• WHAT YOU HAVE TO DO
Find each line containing the string "share" and return it.
--- GIVEN DATA ---
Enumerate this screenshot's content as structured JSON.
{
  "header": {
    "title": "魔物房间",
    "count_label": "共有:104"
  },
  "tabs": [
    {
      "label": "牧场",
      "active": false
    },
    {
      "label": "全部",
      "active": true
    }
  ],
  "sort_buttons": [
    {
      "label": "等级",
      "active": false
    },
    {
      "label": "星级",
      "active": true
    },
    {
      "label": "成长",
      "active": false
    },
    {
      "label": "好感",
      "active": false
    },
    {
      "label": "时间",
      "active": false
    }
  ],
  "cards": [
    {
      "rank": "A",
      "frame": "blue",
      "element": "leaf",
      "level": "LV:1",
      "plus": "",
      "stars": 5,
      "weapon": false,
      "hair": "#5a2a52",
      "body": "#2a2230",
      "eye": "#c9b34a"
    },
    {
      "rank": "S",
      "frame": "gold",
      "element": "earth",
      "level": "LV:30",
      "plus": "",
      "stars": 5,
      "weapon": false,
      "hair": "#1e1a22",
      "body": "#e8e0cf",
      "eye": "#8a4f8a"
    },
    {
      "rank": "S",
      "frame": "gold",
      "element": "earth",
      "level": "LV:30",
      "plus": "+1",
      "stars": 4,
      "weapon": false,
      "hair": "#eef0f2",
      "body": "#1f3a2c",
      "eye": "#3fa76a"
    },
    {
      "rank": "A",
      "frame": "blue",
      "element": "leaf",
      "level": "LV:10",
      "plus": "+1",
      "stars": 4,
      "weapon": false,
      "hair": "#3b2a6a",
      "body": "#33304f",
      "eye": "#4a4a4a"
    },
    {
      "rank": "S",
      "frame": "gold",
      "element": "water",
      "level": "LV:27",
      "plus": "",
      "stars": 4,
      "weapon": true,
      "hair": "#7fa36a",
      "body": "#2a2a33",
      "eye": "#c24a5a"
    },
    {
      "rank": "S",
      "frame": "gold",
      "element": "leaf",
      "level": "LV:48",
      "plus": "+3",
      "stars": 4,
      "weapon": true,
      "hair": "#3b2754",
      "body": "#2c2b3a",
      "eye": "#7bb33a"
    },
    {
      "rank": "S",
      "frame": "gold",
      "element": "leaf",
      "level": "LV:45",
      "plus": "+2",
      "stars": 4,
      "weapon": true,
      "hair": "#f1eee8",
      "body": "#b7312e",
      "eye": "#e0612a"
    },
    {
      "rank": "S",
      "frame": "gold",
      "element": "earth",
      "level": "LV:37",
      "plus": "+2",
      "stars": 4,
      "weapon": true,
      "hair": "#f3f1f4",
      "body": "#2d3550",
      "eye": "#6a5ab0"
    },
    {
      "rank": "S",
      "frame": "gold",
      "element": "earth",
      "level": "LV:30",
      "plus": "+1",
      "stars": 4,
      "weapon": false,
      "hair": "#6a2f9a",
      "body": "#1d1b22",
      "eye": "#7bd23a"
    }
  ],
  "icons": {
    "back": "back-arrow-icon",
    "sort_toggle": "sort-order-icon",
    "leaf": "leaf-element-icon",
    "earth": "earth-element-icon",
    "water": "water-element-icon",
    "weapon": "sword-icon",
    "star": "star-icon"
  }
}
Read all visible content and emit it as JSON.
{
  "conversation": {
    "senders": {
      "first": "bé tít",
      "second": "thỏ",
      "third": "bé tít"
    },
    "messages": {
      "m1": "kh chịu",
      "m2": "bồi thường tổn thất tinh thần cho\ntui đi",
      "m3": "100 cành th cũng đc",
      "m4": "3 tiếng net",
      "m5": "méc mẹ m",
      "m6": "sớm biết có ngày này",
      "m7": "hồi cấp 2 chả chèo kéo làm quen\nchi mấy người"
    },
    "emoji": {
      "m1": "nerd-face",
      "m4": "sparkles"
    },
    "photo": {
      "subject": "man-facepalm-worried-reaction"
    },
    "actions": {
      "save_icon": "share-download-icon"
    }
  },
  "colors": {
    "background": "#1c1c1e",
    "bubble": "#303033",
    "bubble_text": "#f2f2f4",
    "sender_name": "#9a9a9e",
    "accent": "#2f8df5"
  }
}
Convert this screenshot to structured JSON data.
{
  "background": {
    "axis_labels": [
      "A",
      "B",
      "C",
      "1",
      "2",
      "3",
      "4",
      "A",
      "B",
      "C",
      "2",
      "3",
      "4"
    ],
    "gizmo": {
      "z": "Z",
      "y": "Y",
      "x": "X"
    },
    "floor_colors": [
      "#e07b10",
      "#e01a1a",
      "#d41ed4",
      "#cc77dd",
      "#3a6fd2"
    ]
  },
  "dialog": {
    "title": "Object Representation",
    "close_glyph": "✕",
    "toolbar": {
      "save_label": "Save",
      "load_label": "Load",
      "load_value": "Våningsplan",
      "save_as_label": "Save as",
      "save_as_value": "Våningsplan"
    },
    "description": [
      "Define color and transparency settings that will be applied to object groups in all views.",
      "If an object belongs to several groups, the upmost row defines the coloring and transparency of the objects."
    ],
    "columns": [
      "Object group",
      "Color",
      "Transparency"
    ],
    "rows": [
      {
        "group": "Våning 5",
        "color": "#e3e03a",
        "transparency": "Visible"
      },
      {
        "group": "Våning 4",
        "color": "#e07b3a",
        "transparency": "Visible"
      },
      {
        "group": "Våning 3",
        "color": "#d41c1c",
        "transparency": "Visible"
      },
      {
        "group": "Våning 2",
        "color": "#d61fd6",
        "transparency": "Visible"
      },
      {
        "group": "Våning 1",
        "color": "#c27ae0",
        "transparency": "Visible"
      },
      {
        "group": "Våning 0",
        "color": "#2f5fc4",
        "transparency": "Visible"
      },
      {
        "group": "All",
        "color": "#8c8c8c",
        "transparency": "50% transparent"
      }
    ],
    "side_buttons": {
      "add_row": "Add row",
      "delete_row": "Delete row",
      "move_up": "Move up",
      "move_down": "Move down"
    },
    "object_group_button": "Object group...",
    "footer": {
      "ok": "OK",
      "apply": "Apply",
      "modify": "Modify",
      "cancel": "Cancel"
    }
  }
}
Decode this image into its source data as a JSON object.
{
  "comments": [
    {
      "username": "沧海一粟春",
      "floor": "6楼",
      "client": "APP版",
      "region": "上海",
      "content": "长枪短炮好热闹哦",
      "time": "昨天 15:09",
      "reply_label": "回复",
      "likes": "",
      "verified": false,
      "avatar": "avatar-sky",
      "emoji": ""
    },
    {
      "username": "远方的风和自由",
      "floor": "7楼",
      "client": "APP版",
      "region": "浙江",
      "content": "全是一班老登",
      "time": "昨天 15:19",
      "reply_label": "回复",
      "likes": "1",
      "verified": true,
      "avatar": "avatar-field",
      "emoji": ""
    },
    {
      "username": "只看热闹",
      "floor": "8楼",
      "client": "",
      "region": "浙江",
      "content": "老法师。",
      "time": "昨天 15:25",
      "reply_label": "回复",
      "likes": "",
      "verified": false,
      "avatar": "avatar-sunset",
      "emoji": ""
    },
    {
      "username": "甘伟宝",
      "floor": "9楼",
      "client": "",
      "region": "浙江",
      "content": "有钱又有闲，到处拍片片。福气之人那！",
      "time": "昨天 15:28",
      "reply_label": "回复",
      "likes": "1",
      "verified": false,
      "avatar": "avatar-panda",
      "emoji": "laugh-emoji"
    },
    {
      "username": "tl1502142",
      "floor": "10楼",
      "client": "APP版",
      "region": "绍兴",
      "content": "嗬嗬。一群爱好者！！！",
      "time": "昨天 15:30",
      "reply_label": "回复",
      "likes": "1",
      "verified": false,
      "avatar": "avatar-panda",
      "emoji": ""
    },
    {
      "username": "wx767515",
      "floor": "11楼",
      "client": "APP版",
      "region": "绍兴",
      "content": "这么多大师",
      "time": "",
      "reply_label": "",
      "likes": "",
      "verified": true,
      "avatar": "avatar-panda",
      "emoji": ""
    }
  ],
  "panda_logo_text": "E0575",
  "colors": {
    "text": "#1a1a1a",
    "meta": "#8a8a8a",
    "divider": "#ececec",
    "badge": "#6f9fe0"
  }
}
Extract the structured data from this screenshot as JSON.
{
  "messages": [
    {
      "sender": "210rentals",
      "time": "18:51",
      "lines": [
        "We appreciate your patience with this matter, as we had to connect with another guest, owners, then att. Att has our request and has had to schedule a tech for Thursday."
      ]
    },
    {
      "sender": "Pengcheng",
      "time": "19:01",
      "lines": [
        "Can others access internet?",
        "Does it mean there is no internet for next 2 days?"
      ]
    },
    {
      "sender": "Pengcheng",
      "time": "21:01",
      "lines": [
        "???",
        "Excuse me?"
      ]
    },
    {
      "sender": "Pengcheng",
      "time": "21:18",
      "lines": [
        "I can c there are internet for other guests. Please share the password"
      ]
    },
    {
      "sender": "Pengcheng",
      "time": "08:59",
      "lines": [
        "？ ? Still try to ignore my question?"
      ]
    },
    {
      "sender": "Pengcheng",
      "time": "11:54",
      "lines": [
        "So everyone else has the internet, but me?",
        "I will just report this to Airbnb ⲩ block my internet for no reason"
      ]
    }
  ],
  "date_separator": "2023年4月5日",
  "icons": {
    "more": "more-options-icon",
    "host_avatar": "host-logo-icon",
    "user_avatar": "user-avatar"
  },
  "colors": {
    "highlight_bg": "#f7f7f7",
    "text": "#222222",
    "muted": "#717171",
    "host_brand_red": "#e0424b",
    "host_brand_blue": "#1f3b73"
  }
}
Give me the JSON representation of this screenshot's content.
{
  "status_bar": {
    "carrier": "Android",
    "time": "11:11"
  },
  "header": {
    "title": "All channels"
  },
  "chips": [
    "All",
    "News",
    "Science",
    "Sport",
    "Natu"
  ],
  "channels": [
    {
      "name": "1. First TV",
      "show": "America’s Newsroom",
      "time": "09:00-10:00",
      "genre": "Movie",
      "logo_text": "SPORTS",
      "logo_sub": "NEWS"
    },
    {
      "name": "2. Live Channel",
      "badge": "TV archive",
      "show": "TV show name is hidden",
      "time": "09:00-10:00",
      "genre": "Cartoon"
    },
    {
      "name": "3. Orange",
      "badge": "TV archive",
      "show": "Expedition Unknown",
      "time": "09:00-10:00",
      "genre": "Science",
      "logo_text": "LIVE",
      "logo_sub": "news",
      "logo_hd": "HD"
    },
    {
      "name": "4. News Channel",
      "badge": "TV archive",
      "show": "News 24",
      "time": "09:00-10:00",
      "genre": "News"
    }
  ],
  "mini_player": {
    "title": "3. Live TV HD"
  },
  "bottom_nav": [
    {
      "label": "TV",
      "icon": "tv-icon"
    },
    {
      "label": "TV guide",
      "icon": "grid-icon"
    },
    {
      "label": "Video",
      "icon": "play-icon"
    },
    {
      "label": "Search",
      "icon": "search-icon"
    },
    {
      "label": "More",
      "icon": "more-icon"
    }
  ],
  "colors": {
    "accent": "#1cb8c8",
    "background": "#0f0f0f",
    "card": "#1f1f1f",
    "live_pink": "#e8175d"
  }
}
---
• OUTPUT OF THE TASK
      "save_icon": "share-download-icon"
        "I can c there are internet for other guests. Please share the password"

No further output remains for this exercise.